[Stored data entries]
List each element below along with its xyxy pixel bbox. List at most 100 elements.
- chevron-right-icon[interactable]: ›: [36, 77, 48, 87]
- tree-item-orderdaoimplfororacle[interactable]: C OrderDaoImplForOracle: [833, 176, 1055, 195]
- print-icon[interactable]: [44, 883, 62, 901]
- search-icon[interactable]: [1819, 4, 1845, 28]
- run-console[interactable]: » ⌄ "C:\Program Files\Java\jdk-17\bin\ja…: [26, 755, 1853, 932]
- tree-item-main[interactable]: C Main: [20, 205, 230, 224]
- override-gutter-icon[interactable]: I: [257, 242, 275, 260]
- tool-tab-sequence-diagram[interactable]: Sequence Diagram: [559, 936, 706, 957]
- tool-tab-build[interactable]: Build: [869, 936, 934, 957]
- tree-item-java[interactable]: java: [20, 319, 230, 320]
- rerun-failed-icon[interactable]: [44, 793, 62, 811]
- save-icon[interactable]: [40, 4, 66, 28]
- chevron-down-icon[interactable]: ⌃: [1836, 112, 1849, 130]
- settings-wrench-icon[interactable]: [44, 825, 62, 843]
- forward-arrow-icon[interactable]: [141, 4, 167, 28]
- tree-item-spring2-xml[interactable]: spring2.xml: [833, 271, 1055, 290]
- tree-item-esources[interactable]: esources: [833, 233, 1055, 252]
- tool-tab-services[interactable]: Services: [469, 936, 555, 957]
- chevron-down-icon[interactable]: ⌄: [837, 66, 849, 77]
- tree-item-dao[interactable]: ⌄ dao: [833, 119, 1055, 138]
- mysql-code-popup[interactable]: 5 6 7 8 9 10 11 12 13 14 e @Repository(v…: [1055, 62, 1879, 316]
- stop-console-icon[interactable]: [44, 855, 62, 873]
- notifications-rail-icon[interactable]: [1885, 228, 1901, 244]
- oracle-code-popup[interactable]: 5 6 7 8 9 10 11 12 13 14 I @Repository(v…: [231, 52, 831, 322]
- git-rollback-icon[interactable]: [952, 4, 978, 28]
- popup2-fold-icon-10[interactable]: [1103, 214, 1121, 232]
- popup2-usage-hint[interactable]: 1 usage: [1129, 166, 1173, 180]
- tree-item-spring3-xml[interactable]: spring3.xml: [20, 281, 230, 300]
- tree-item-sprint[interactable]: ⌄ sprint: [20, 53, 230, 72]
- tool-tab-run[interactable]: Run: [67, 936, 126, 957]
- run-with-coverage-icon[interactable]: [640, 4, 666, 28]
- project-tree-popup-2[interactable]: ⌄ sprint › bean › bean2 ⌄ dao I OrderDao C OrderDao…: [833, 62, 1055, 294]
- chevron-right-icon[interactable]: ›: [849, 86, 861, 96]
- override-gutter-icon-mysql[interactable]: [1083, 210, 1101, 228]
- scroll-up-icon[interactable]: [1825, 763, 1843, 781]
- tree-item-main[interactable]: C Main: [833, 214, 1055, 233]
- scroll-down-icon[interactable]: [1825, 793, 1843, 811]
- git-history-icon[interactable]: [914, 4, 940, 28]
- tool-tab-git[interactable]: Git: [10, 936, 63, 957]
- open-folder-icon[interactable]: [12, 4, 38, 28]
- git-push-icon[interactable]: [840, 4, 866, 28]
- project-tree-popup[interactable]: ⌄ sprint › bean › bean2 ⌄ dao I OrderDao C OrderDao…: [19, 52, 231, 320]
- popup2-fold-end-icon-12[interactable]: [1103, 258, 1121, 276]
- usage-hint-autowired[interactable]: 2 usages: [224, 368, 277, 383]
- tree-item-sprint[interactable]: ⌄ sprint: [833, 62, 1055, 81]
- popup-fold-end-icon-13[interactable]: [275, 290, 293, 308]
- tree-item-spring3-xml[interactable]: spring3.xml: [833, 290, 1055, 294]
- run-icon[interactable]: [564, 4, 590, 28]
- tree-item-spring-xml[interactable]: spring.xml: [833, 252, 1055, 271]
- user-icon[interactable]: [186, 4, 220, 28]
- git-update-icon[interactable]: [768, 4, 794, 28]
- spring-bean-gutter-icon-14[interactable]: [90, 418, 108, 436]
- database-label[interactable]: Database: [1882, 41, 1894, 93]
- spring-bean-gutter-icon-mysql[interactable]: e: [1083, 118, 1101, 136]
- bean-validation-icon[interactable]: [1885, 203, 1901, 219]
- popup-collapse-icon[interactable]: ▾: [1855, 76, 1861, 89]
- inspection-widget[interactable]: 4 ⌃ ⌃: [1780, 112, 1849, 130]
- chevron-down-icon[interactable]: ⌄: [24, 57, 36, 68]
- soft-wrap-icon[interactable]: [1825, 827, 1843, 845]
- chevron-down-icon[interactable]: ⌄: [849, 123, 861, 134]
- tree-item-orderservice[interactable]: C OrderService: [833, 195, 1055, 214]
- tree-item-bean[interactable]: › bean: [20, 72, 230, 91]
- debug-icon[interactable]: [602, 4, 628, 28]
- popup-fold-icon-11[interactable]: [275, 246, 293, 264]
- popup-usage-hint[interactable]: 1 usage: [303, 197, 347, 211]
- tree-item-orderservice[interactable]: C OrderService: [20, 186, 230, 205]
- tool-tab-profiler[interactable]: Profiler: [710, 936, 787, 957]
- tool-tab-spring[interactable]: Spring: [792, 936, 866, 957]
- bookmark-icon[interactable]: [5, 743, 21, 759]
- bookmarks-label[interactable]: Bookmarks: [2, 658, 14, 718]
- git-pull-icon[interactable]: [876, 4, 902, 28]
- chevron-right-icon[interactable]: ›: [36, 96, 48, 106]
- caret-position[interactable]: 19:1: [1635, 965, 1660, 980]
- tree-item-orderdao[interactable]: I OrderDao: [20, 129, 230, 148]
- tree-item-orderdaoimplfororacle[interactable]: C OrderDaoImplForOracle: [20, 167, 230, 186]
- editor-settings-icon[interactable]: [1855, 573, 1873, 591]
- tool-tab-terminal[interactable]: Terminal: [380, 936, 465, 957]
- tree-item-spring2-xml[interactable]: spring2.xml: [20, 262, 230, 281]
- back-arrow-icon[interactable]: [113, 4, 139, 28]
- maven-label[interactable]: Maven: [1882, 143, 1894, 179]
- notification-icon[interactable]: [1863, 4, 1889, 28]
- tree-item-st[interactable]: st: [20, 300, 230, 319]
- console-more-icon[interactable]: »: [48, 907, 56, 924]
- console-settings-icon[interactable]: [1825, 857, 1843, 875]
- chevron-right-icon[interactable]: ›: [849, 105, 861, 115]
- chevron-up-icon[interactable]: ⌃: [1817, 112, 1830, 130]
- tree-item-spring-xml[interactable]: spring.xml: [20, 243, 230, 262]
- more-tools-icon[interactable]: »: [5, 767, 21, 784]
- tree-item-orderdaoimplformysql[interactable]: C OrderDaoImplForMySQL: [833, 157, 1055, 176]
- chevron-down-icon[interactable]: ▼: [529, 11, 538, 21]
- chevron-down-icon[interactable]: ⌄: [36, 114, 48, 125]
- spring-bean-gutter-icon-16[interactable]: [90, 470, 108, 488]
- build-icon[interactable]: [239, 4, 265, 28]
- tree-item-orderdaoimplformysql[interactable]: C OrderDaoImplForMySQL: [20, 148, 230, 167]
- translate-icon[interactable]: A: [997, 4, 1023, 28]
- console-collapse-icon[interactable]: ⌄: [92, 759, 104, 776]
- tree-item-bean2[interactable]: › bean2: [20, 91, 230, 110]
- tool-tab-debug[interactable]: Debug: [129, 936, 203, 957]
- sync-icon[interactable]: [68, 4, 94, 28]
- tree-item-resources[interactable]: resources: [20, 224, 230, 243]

▶ Given exercise: Edit the listing by replacing each occurrence of "interactable" with "clickable". Leave every other line and character unchanged.

▶ Result of this task:
List each element below along with its xyxy pixel bbox. List at most 100 elements.
- chevron-right-icon[clickable]: ›: [36, 77, 48, 87]
- tree-item-orderdaoimplfororacle[clickable]: C OrderDaoImplForOracle: [833, 176, 1055, 195]
- print-icon[clickable]: [44, 883, 62, 901]
- search-icon[clickable]: [1819, 4, 1845, 28]
- run-console[clickable]: » ⌄ "C:\Program Files\Java\jdk-17\bin\ja…: [26, 755, 1853, 932]
- tree-item-main[clickable]: C Main: [20, 205, 230, 224]
- override-gutter-icon[clickable]: I: [257, 242, 275, 260]
- tool-tab-sequence-diagram[clickable]: Sequence Diagram: [559, 936, 706, 957]
- tool-tab-build[clickable]: Build: [869, 936, 934, 957]
- tree-item-java[clickable]: java: [20, 319, 230, 320]
- rerun-failed-icon[clickable]: [44, 793, 62, 811]
- save-icon[clickable]: [40, 4, 66, 28]
- chevron-down-icon[clickable]: ⌃: [1836, 112, 1849, 130]
- settings-wrench-icon[clickable]: [44, 825, 62, 843]
- forward-arrow-icon[clickable]: [141, 4, 167, 28]
- tree-item-spring2-xml[clickable]: spring2.xml: [833, 271, 1055, 290]
- tree-item-esources[clickable]: esources: [833, 233, 1055, 252]
- tool-tab-services[clickable]: Services: [469, 936, 555, 957]
- chevron-down-icon[clickable]: ⌄: [837, 66, 849, 77]
- tree-item-dao[clickable]: ⌄ dao: [833, 119, 1055, 138]
- mysql-code-popup[clickable]: 5 6 7 8 9 10 11 12 13 14 e @Repository(v…: [1055, 62, 1879, 316]
- stop-console-icon[clickable]: [44, 855, 62, 873]
- notifications-rail-icon[clickable]: [1885, 228, 1901, 244]
- oracle-code-popup[clickable]: 5 6 7 8 9 10 11 12 13 14 I @Repository(v…: [231, 52, 831, 322]
- git-rollback-icon[clickable]: [952, 4, 978, 28]
- popup2-fold-icon-10[clickable]: [1103, 214, 1121, 232]
- popup2-usage-hint[clickable]: 1 usage: [1129, 166, 1173, 180]
- tree-item-spring3-xml[clickable]: spring3.xml: [20, 281, 230, 300]
- tree-item-sprint[clickable]: ⌄ sprint: [20, 53, 230, 72]
- tool-tab-run[clickable]: Run: [67, 936, 126, 957]
- run-with-coverage-icon[clickable]: [640, 4, 666, 28]
- project-tree-popup-2[clickable]: ⌄ sprint › bean › bean2 ⌄ dao I OrderDao C OrderDao…: [833, 62, 1055, 294]
- chevron-right-icon[clickable]: ›: [849, 86, 861, 96]
- override-gutter-icon-mysql[clickable]: [1083, 210, 1101, 228]
- scroll-up-icon[clickable]: [1825, 763, 1843, 781]
- tree-item-main[clickable]: C Main: [833, 214, 1055, 233]
- scroll-down-icon[clickable]: [1825, 793, 1843, 811]
- git-history-icon[clickable]: [914, 4, 940, 28]
- tool-tab-git[clickable]: Git: [10, 936, 63, 957]
- open-folder-icon[clickable]: [12, 4, 38, 28]
- git-push-icon[clickable]: [840, 4, 866, 28]
- project-tree-popup[clickable]: ⌄ sprint › bean › bean2 ⌄ dao I OrderDao C OrderDao…: [19, 52, 231, 320]
- popup2-fold-end-icon-12[clickable]: [1103, 258, 1121, 276]
- usage-hint-autowired[clickable]: 2 usages: [224, 368, 277, 383]
- tree-item-sprint[clickable]: ⌄ sprint: [833, 62, 1055, 81]
- popup-fold-end-icon-13[clickable]: [275, 290, 293, 308]
- tree-item-spring3-xml[clickable]: spring3.xml: [833, 290, 1055, 294]
- run-icon[clickable]: [564, 4, 590, 28]
- tree-item-spring-xml[clickable]: spring.xml: [833, 252, 1055, 271]
- user-icon[clickable]: [186, 4, 220, 28]
- git-update-icon[clickable]: [768, 4, 794, 28]
- spring-bean-gutter-icon-14[clickable]: [90, 418, 108, 436]
- database-label[clickable]: Database: [1882, 41, 1894, 93]
- spring-bean-gutter-icon-mysql[clickable]: e: [1083, 118, 1101, 136]
- bean-validation-icon[clickable]: [1885, 203, 1901, 219]
- popup-collapse-icon[clickable]: ▾: [1855, 76, 1861, 89]
- inspection-widget[clickable]: 4 ⌃ ⌃: [1780, 112, 1849, 130]
- chevron-down-icon[clickable]: ⌄: [24, 57, 36, 68]
- soft-wrap-icon[clickable]: [1825, 827, 1843, 845]
- chevron-down-icon[clickable]: ⌄: [849, 123, 861, 134]
- tree-item-orderservice[clickable]: C OrderService: [833, 195, 1055, 214]
- tree-item-bean[clickable]: › bean: [20, 72, 230, 91]
- debug-icon[clickable]: [602, 4, 628, 28]
- popup-fold-icon-11[clickable]: [275, 246, 293, 264]
- popup-usage-hint[clickable]: 1 usage: [303, 197, 347, 211]
- tree-item-orderservice[clickable]: C OrderService: [20, 186, 230, 205]
- tool-tab-profiler[clickable]: Profiler: [710, 936, 787, 957]
- tool-tab-spring[clickable]: Spring: [792, 936, 866, 957]
- bookmark-icon[clickable]: [5, 743, 21, 759]
- bookmarks-label[clickable]: Bookmarks: [2, 658, 14, 718]
- git-pull-icon[clickable]: [876, 4, 902, 28]
- chevron-right-icon[clickable]: ›: [36, 96, 48, 106]
- caret-position[clickable]: 19:1: [1635, 965, 1660, 980]
- tree-item-orderdao[clickable]: I OrderDao: [20, 129, 230, 148]
- tree-item-orderdaoimplfororacle[clickable]: C OrderDaoImplForOracle: [20, 167, 230, 186]
- editor-settings-icon[clickable]: [1855, 573, 1873, 591]
- tool-tab-terminal[clickable]: Terminal: [380, 936, 465, 957]
- tree-item-spring2-xml[clickable]: spring2.xml: [20, 262, 230, 281]
- back-arrow-icon[clickable]: [113, 4, 139, 28]
- maven-label[clickable]: Maven: [1882, 143, 1894, 179]
- notification-icon[clickable]: [1863, 4, 1889, 28]
- tree-item-st[clickable]: st: [20, 300, 230, 319]
- console-more-icon[clickable]: »: [48, 907, 56, 924]
- console-settings-icon[clickable]: [1825, 857, 1843, 875]
- chevron-right-icon[clickable]: ›: [849, 105, 861, 115]
- chevron-up-icon[clickable]: ⌃: [1817, 112, 1830, 130]
- tree-item-spring-xml[clickable]: spring.xml: [20, 243, 230, 262]
- more-tools-icon[clickable]: »: [5, 767, 21, 784]
- tree-item-orderdaoimplformysql[clickable]: C OrderDaoImplForMySQL: [833, 157, 1055, 176]
- chevron-down-icon[clickable]: ▼: [529, 11, 538, 21]
- chevron-down-icon[clickable]: ⌄: [36, 114, 48, 125]
- spring-bean-gutter-icon-16[clickable]: [90, 470, 108, 488]
- build-icon[clickable]: [239, 4, 265, 28]
- tree-item-orderdaoimplformysql[clickable]: C OrderDaoImplForMySQL: [20, 148, 230, 167]
- translate-icon[clickable]: A: [997, 4, 1023, 28]
- console-collapse-icon[clickable]: ⌄: [92, 759, 104, 776]
- tree-item-bean2[clickable]: › bean2: [20, 91, 230, 110]
- tool-tab-debug[clickable]: Debug: [129, 936, 203, 957]
- sync-icon[clickable]: [68, 4, 94, 28]
- tree-item-resources[clickable]: resources: [20, 224, 230, 243]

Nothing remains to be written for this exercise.